[START OF DATA FOR THIS EXERCISE]

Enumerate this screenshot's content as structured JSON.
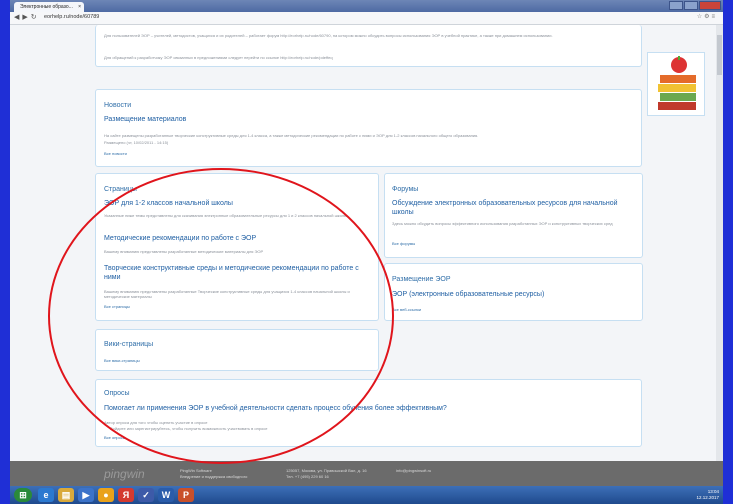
{
  "browser": {
    "tab_title": "Электронные образо...",
    "url": "eorhelp.ru/node/60789"
  },
  "intro": {
    "text1": "Для пользователей ЭОР – учителей, методистов, учащихся и их родителей – работает форум http://eorhelp.ru/node/60790, на котором можно обсудить вопросы использования ЭОР в учебной практике, а также при домашнем использовании.",
    "text2": "Для обращений к разработчику ЭОР связанных в предложениями следует перейти по ссылке http://eorhelp.ru/node/pdeffeq"
  },
  "news": {
    "header": "Новости",
    "item_title": "Размещение материалов",
    "item_text": "На сайте размещены разработанные творческие конструктивные среды для 1-4 класса, а также методические рекомендации по работе с ними и ЭОР для 1-2 классов начального общего образования.",
    "item_date": "Размещено (чт, 10/02/2011 - 14:15)",
    "more": "Все новости"
  },
  "pages": {
    "header": "Страницы",
    "items": [
      {
        "title": "ЭОР для 1-2 классов начальной школы",
        "desc": "Указанные ниже темы представлены для скачивания электронные образовательные ресурсы для 1 и 2 классов начальной школы"
      },
      {
        "title": "Методические рекомендации по работе с ЭОР",
        "desc": "Вашему вниманию представлены разработанные методические материалы для ЭОР"
      },
      {
        "title": "Творческие конструктивные среды и методические рекомендации по работе с ними",
        "desc": "Вашему вниманию представлены разработанные Творческие конструктивные среды для учащихся 1-4 классов начальной школы и методические материалы"
      }
    ],
    "more": "Все страницы"
  },
  "forums": {
    "header": "Форумы",
    "item_title": "Обсуждение электронных образовательных ресурсов для начальной школы",
    "item_desc": "Здесь можно обсудить вопросы эффективного использования разработанных ЭОР и конструктивных творческих сред",
    "more": "Все форумы"
  },
  "placement": {
    "header": "Размещение ЭОР",
    "item_title": "ЭОР (электронные образовательные ресурсы)",
    "more": "Все веб-ссылки"
  },
  "wiki": {
    "header": "Вики-страницы",
    "more": "Все вики-страницы"
  },
  "polls": {
    "header": "Опросы",
    "question": "Помогает ли применения ЭОР в учебной деятельности сделать процесс обучения более эффективным?",
    "answer_hint": "Автор опроса для того чтобы оценить участие в опросе",
    "option": "Войдите или зарегистрируйтесь, чтобы получить возможность участвовать в опросе",
    "more": "Все опросы"
  },
  "footer": {
    "logo": "pingwin",
    "company": "PingWin Software",
    "company_sub": "Внедрение и поддержка свободного",
    "address": "125057, Москва, ул. Правошской Вал, д. 16",
    "phone": "Тел. +7 (495) 229 60 16",
    "email": "info@pingwinsoft.ru"
  },
  "taskbar": {
    "time": "13:04",
    "date": "12.12.2017"
  },
  "colors": {
    "accent": "#2f6ea8",
    "annotation": "#e0151c",
    "background": "#1f2fd6"
  }
}
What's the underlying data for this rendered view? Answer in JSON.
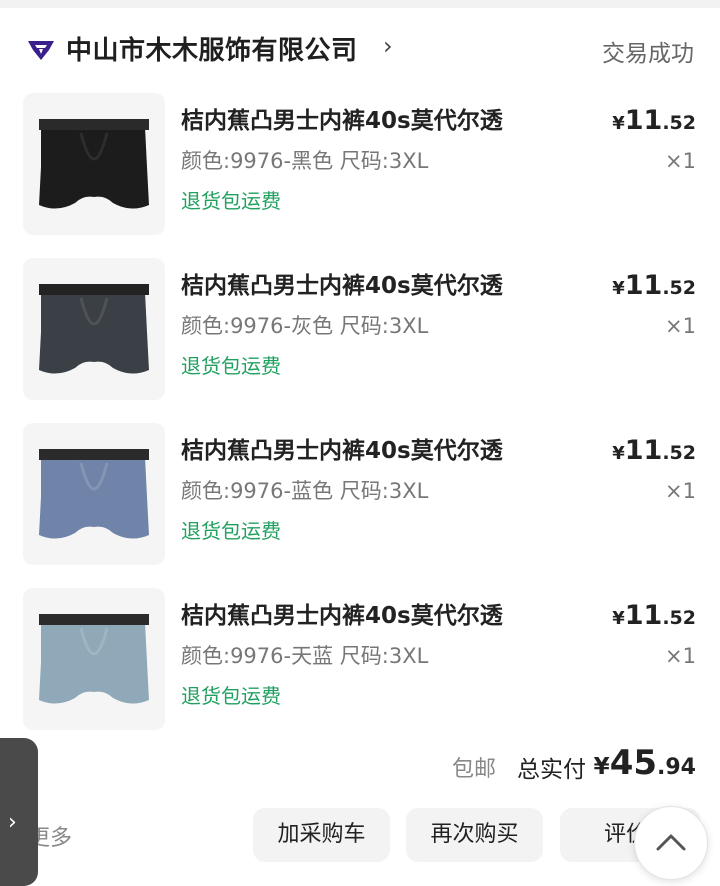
{
  "shop": {
    "name": "中山市木木服饰有限公司",
    "chevron": "›",
    "status": "交易成功",
    "logo_icon": "shop-brand-icon",
    "logo_color": "#3b1f8c"
  },
  "items": [
    {
      "title": "桔内蕉凸男士内裤40s莫代尔透",
      "spec": "颜色:9976-黑色 尺码:3XL",
      "service": "退货包运费",
      "price_symbol": "¥",
      "price_int": "11",
      "price_dec": ".52",
      "qty": "×1",
      "fabric_color": "#1c1c1c",
      "band_color": "#2a2a2a"
    },
    {
      "title": "桔内蕉凸男士内裤40s莫代尔透",
      "spec": "颜色:9976-灰色 尺码:3XL",
      "service": "退货包运费",
      "price_symbol": "¥",
      "price_int": "11",
      "price_dec": ".52",
      "qty": "×1",
      "fabric_color": "#3b4046",
      "band_color": "#232323"
    },
    {
      "title": "桔内蕉凸男士内裤40s莫代尔透",
      "spec": "颜色:9976-蓝色 尺码:3XL",
      "service": "退货包运费",
      "price_symbol": "¥",
      "price_int": "11",
      "price_dec": ".52",
      "qty": "×1",
      "fabric_color": "#6f84a8",
      "band_color": "#2b2b2b"
    },
    {
      "title": "桔内蕉凸男士内裤40s莫代尔透",
      "spec": "颜色:9976-天蓝 尺码:3XL",
      "service": "退货包运费",
      "price_symbol": "¥",
      "price_int": "11",
      "price_dec": ".52",
      "qty": "×1",
      "fabric_color": "#8fa9b8",
      "band_color": "#2b2b2b"
    }
  ],
  "summary": {
    "free_shipping": "包邮",
    "total_label": "总实付",
    "total_symbol": "¥",
    "total_int": "45",
    "total_dec": ".94"
  },
  "actions": {
    "more": "更多",
    "add_cart": "加采购车",
    "buy_again": "再次购买",
    "review": "评价"
  },
  "icons": {
    "side_tab": "chevron-right-icon",
    "back_to_top": "chevron-up-icon"
  },
  "colors": {
    "service_green": "#22a060",
    "muted_text": "#777777"
  }
}
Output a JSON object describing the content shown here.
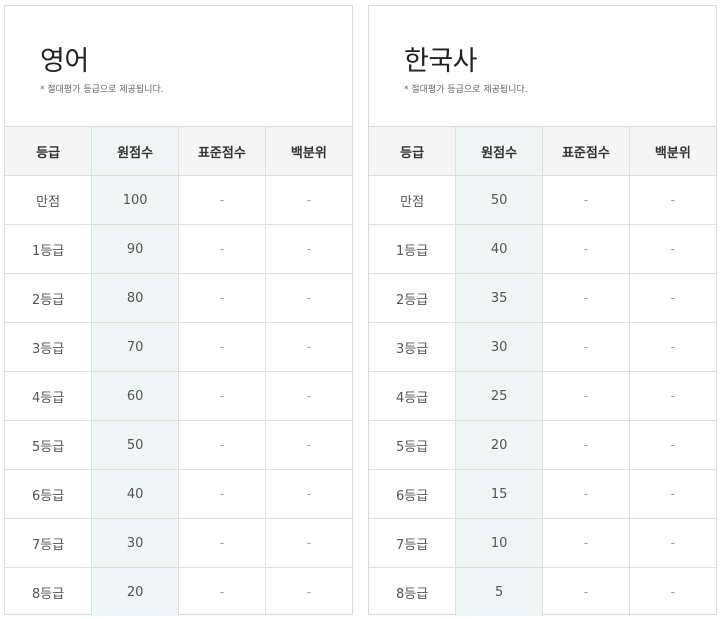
{
  "panels": [
    {
      "title": "영어",
      "note": "* 절대평가 등급으로 제공됩니다.",
      "headers": [
        "등급",
        "원점수",
        "표준점수",
        "백분위"
      ],
      "rows": [
        [
          "만점",
          "100",
          "-",
          "-"
        ],
        [
          "1등급",
          "90",
          "-",
          "-"
        ],
        [
          "2등급",
          "80",
          "-",
          "-"
        ],
        [
          "3등급",
          "70",
          "-",
          "-"
        ],
        [
          "4등급",
          "60",
          "-",
          "-"
        ],
        [
          "5등급",
          "50",
          "-",
          "-"
        ],
        [
          "6등급",
          "40",
          "-",
          "-"
        ],
        [
          "7등급",
          "30",
          "-",
          "-"
        ],
        [
          "8등급",
          "20",
          "-",
          "-"
        ]
      ]
    },
    {
      "title": "한국사",
      "note": "* 절대평가 등급으로 제공됩니다.",
      "headers": [
        "등급",
        "원점수",
        "표준점수",
        "백분위"
      ],
      "rows": [
        [
          "만점",
          "50",
          "-",
          "-"
        ],
        [
          "1등급",
          "40",
          "-",
          "-"
        ],
        [
          "2등급",
          "35",
          "-",
          "-"
        ],
        [
          "3등급",
          "30",
          "-",
          "-"
        ],
        [
          "4등급",
          "25",
          "-",
          "-"
        ],
        [
          "5등급",
          "20",
          "-",
          "-"
        ],
        [
          "6등급",
          "15",
          "-",
          "-"
        ],
        [
          "7등급",
          "10",
          "-",
          "-"
        ],
        [
          "8등급",
          "5",
          "-",
          "-"
        ]
      ]
    }
  ],
  "colors": {
    "raw_score_column": "#eef6f6",
    "header_background": "#f5f5f5",
    "border": "#dedede"
  }
}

[END OF DATA FOR THIS EXERCISE]

## PROBLEM DETAILS
Every line should be retyped exactly, with the pictures omitted.

## ANSWER IN FULL
Enumerate this screenshot's content as structured JSON.
{
  "browser": {
    "tab_title": "Электронные образо...",
    "url": "eorhelp.ru/node/60789"
  },
  "intro": {
    "text1": "Для пользователей ЭОР – учителей, методистов, учащихся и их родителей – работает форум http://eorhelp.ru/node/60790, на котором можно обсудить вопросы использования ЭОР в учебной практике, а также при домашнем использовании.",
    "text2": "Для обращений к разработчику ЭОР связанных в предложениями следует перейти по ссылке http://eorhelp.ru/node/pdeffeq"
  },
  "news": {
    "header": "Новости",
    "item_title": "Размещение материалов",
    "item_text": "На сайте размещены разработанные творческие конструктивные среды для 1-4 класса, а также методические рекомендации по работе с ними и ЭОР для 1-2 классов начального общего образования.",
    "item_date": "Размещено (чт, 10/02/2011 - 14:15)",
    "more": "Все новости"
  },
  "pages": {
    "header": "Страницы",
    "items": [
      {
        "title": "ЭОР для 1-2 классов начальной школы",
        "desc": "Указанные ниже темы представлены для скачивания электронные образовательные ресурсы для 1 и 2 классов начальной школы"
      },
      {
        "title": "Методические рекомендации по работе с ЭОР",
        "desc": "Вашему вниманию представлены разработанные методические материалы для ЭОР"
      },
      {
        "title": "Творческие конструктивные среды и методические рекомендации по работе с ними",
        "desc": "Вашему вниманию представлены разработанные Творческие конструктивные среды для учащихся 1-4 классов начальной школы и методические материалы"
      }
    ],
    "more": "Все страницы"
  },
  "forums": {
    "header": "Форумы",
    "item_title": "Обсуждение электронных образовательных ресурсов для начальной школы",
    "item_desc": "Здесь можно обсудить вопросы эффективного использования разработанных ЭОР и конструктивных творческих сред",
    "more": "Все форумы"
  },
  "placement": {
    "header": "Размещение ЭОР",
    "item_title": "ЭОР (электронные образовательные ресурсы)",
    "more": "Все веб-ссылки"
  },
  "wiki": {
    "header": "Вики-страницы",
    "more": "Все вики-страницы"
  },
  "polls": {
    "header": "Опросы",
    "question": "Помогает ли применения ЭОР в учебной деятельности сделать процесс обучения более эффективным?",
    "answer_hint": "Автор опроса для того чтобы оценить участие в опросе",
    "option": "Войдите или зарегистрируйтесь, чтобы получить возможность участвовать в опросе",
    "more": "Все опросы"
  },
  "footer": {
    "logo": "pingwin",
    "company": "PingWin Software",
    "company_sub": "Внедрение и поддержка свободного",
    "address": "125057, Москва, ул. Правошской Вал, д. 16",
    "phone": "Тел. +7 (495) 229 60 16",
    "email": "info@pingwinsoft.ru"
  },
  "taskbar": {
    "time": "13:04",
    "date": "12.12.2017"
  },
  "colors": {
    "accent": "#2f6ea8",
    "annotation": "#e0151c",
    "background": "#1f2fd6"
  }
}
What's the underlying data for this rendered view? Answer in JSON.
{
  "shop": {
    "name": "中山市木木服饰有限公司",
    "chevron": "›",
    "status": "交易成功",
    "logo_icon": "shop-brand-icon",
    "logo_color": "#3b1f8c"
  },
  "items": [
    {
      "title": "桔内蕉凸男士内裤40s莫代尔透",
      "spec": "颜色:9976-黑色 尺码:3XL",
      "service": "退货包运费",
      "price_symbol": "¥",
      "price_int": "11",
      "price_dec": ".52",
      "qty": "×1",
      "fabric_color": "#1c1c1c",
      "band_color": "#2a2a2a"
    },
    {
      "title": "桔内蕉凸男士内裤40s莫代尔透",
      "spec": "颜色:9976-灰色 尺码:3XL",
      "service": "退货包运费",
      "price_symbol": "¥",
      "price_int": "11",
      "price_dec": ".52",
      "qty": "×1",
      "fabric_color": "#3b4046",
      "band_color": "#232323"
    },
    {
      "title": "桔内蕉凸男士内裤40s莫代尔透",
      "spec": "颜色:9976-蓝色 尺码:3XL",
      "service": "退货包运费",
      "price_symbol": "¥",
      "price_int": "11",
      "price_dec": ".52",
      "qty": "×1",
      "fabric_color": "#6f84a8",
      "band_color": "#2b2b2b"
    },
    {
      "title": "桔内蕉凸男士内裤40s莫代尔透",
      "spec": "颜色:9976-天蓝 尺码:3XL",
      "service": "退货包运费",
      "price_symbol": "¥",
      "price_int": "11",
      "price_dec": ".52",
      "qty": "×1",
      "fabric_color": "#8fa9b8",
      "band_color": "#2b2b2b"
    }
  ],
  "summary": {
    "free_shipping": "包邮",
    "total_label": "总实付",
    "total_symbol": "¥",
    "total_int": "45",
    "total_dec": ".94"
  },
  "actions": {
    "more": "更多",
    "add_cart": "加采购车",
    "buy_again": "再次购买",
    "review": "评价"
  },
  "icons": {
    "side_tab": "chevron-right-icon",
    "back_to_top": "chevron-up-icon"
  },
  "colors": {
    "service_green": "#22a060",
    "muted_text": "#777777"
  }
}
Output a JSON object describing the content shown here.
{
  "panels": [
    {
      "title": "영어",
      "note": "* 절대평가 등급으로 제공됩니다.",
      "headers": [
        "등급",
        "원점수",
        "표준점수",
        "백분위"
      ],
      "rows": [
        [
          "만점",
          "100",
          "-",
          "-"
        ],
        [
          "1등급",
          "90",
          "-",
          "-"
        ],
        [
          "2등급",
          "80",
          "-",
          "-"
        ],
        [
          "3등급",
          "70",
          "-",
          "-"
        ],
        [
          "4등급",
          "60",
          "-",
          "-"
        ],
        [
          "5등급",
          "50",
          "-",
          "-"
        ],
        [
          "6등급",
          "40",
          "-",
          "-"
        ],
        [
          "7등급",
          "30",
          "-",
          "-"
        ],
        [
          "8등급",
          "20",
          "-",
          "-"
        ]
      ]
    },
    {
      "title": "한국사",
      "note": "* 절대평가 등급으로 제공됩니다.",
      "headers": [
        "등급",
        "원점수",
        "표준점수",
        "백분위"
      ],
      "rows": [
        [
          "만점",
          "50",
          "-",
          "-"
        ],
        [
          "1등급",
          "40",
          "-",
          "-"
        ],
        [
          "2등급",
          "35",
          "-",
          "-"
        ],
        [
          "3등급",
          "30",
          "-",
          "-"
        ],
        [
          "4등급",
          "25",
          "-",
          "-"
        ],
        [
          "5등급",
          "20",
          "-",
          "-"
        ],
        [
          "6등급",
          "15",
          "-",
          "-"
        ],
        [
          "7등급",
          "10",
          "-",
          "-"
        ],
        [
          "8등급",
          "5",
          "-",
          "-"
        ]
      ]
    }
  ],
  "colors": {
    "raw_score_column": "#eef6f6",
    "header_background": "#f5f5f5",
    "border": "#dedede"
  }
}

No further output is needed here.